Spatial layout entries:
Begin
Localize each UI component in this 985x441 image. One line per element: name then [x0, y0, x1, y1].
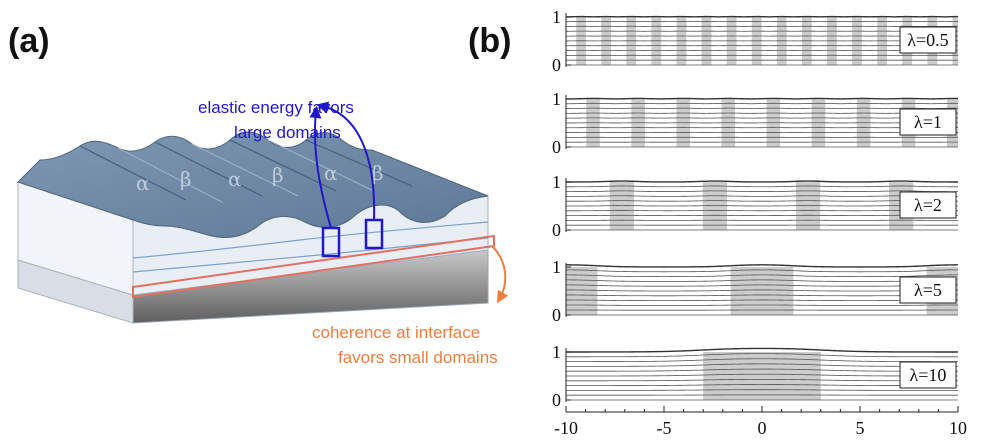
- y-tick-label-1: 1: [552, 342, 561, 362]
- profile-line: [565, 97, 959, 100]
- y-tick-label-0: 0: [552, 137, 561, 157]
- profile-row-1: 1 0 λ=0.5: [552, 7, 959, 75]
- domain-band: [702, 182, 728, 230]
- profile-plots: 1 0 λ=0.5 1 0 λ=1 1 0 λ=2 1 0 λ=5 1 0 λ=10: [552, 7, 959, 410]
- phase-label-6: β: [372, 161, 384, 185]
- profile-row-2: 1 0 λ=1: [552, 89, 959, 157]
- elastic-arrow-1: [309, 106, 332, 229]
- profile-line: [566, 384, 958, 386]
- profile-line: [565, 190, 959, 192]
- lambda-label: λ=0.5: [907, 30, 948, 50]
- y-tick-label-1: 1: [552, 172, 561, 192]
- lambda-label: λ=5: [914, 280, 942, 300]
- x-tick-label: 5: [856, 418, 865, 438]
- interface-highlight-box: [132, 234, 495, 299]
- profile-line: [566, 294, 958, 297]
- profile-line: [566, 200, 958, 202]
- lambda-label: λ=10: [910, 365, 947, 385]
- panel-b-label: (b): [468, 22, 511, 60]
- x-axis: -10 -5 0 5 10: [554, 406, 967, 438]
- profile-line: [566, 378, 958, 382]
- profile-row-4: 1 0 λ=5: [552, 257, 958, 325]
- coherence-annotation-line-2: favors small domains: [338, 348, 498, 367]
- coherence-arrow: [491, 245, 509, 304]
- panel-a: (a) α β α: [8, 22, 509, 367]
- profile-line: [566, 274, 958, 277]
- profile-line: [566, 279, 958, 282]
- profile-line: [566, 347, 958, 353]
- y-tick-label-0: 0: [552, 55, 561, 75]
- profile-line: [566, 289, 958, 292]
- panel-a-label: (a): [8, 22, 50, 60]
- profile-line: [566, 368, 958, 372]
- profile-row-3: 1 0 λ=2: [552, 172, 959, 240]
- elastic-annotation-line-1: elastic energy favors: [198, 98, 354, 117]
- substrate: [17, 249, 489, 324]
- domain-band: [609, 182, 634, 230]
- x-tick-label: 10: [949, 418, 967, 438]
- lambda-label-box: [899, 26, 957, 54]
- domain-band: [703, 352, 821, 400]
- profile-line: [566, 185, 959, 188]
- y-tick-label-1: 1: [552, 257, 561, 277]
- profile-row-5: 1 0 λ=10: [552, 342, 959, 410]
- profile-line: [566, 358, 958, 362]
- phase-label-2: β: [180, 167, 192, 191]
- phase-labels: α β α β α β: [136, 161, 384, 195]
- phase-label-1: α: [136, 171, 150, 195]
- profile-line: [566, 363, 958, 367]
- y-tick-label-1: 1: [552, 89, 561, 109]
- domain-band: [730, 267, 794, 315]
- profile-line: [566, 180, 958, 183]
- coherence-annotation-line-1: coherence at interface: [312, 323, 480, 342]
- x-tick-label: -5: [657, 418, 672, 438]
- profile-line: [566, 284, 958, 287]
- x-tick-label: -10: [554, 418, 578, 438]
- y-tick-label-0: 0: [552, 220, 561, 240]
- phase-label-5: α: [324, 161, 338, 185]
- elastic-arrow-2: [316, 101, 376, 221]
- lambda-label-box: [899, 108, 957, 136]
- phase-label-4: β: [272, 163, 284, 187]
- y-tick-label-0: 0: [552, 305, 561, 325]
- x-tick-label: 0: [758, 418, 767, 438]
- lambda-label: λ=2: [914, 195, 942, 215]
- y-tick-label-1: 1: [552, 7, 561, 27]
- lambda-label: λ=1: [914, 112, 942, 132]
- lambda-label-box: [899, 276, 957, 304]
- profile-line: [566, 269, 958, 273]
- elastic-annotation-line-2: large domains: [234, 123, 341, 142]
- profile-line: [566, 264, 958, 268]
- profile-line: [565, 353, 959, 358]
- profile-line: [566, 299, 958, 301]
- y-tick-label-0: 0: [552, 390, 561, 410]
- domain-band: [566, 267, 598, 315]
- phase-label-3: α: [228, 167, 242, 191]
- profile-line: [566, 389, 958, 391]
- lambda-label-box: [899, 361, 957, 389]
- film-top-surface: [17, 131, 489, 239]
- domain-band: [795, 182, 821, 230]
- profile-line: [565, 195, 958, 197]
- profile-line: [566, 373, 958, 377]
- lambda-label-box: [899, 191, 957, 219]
End
Please reproduce the items above word for word, leaving out the pictures.

§ **EXERCISE SOLUTION**:
Localize each UI component in this 985x441 image. One line per element: name then [x0, y0, x1, y1].
- y-tick-label-1: 1: [552, 342, 561, 362]
- profile-line: [565, 97, 959, 100]
- y-tick-label-0: 0: [552, 137, 561, 157]
- profile-row-1: 1 0 λ=0.5: [552, 7, 959, 75]
- domain-band: [702, 182, 728, 230]
- profile-plots: 1 0 λ=0.5 1 0 λ=1 1 0 λ=2 1 0 λ=5 1 0 λ=10: [552, 7, 959, 410]
- phase-label-6: β: [372, 161, 384, 185]
- profile-row-2: 1 0 λ=1: [552, 89, 959, 157]
- elastic-arrow-1: [309, 106, 332, 229]
- profile-line: [566, 384, 958, 386]
- profile-line: [565, 190, 959, 192]
- lambda-label: λ=0.5: [907, 30, 948, 50]
- y-tick-label-1: 1: [552, 172, 561, 192]
- lambda-label: λ=5: [914, 280, 942, 300]
- x-tick-label: 5: [856, 418, 865, 438]
- interface-highlight-box: [132, 234, 495, 299]
- profile-line: [566, 294, 958, 297]
- profile-line: [566, 200, 958, 202]
- lambda-label: λ=10: [910, 365, 947, 385]
- panel-b-label: (b): [468, 22, 511, 60]
- x-axis: -10 -5 0 5 10: [554, 406, 967, 438]
- profile-line: [566, 378, 958, 382]
- profile-row-4: 1 0 λ=5: [552, 257, 958, 325]
- coherence-annotation-line-2: favors small domains: [338, 348, 498, 367]
- coherence-arrow: [491, 245, 509, 304]
- panel-a: (a) α β α: [8, 22, 509, 367]
- profile-line: [566, 274, 958, 277]
- profile-line: [566, 279, 958, 282]
- profile-line: [566, 347, 958, 353]
- y-tick-label-0: 0: [552, 55, 561, 75]
- profile-line: [566, 289, 958, 292]
- panel-a-label: (a): [8, 22, 50, 60]
- profile-line: [566, 368, 958, 372]
- profile-row-3: 1 0 λ=2: [552, 172, 959, 240]
- elastic-annotation-line-1: elastic energy favors: [198, 98, 354, 117]
- substrate: [17, 249, 489, 324]
- domain-band: [609, 182, 634, 230]
- x-tick-label: 10: [949, 418, 967, 438]
- lambda-label-box: [899, 26, 957, 54]
- domain-band: [703, 352, 821, 400]
- profile-line: [566, 185, 959, 188]
- y-tick-label-1: 1: [552, 257, 561, 277]
- profile-row-5: 1 0 λ=10: [552, 342, 959, 410]
- profile-line: [566, 358, 958, 362]
- phase-label-2: β: [180, 167, 192, 191]
- phase-labels: α β α β α β: [136, 161, 384, 195]
- phase-label-1: α: [136, 171, 150, 195]
- profile-line: [566, 363, 958, 367]
- y-tick-label-1: 1: [552, 89, 561, 109]
- domain-band: [730, 267, 794, 315]
- profile-line: [566, 180, 958, 183]
- coherence-annotation-line-1: coherence at interface: [312, 323, 480, 342]
- x-tick-label: -5: [657, 418, 672, 438]
- profile-line: [566, 284, 958, 287]
- x-tick-label: -10: [554, 418, 578, 438]
- y-tick-label-0: 0: [552, 220, 561, 240]
- phase-label-5: α: [324, 161, 338, 185]
- elastic-arrow-2: [316, 101, 376, 221]
- lambda-label-box: [899, 108, 957, 136]
- phase-label-4: β: [272, 163, 284, 187]
- y-tick-label-0: 0: [552, 305, 561, 325]
- x-tick-label: 0: [758, 418, 767, 438]
- lambda-label: λ=2: [914, 195, 942, 215]
- y-tick-label-1: 1: [552, 7, 561, 27]
- lambda-label: λ=1: [914, 112, 942, 132]
- lambda-label-box: [899, 276, 957, 304]
- profile-line: [566, 269, 958, 273]
- elastic-annotation-line-2: large domains: [234, 123, 341, 142]
- profile-line: [566, 264, 958, 268]
- profile-line: [565, 353, 959, 358]
- profile-line: [566, 299, 958, 301]
- y-tick-label-0: 0: [552, 390, 561, 410]
- domain-band: [566, 267, 598, 315]
- phase-label-3: α: [228, 167, 242, 191]
- profile-line: [566, 389, 958, 391]
- lambda-label-box: [899, 361, 957, 389]
- film-top-surface: [17, 131, 489, 239]
- domain-band: [795, 182, 821, 230]
- profile-line: [565, 195, 958, 197]
- profile-line: [566, 373, 958, 377]
- lambda-label-box: [899, 191, 957, 219]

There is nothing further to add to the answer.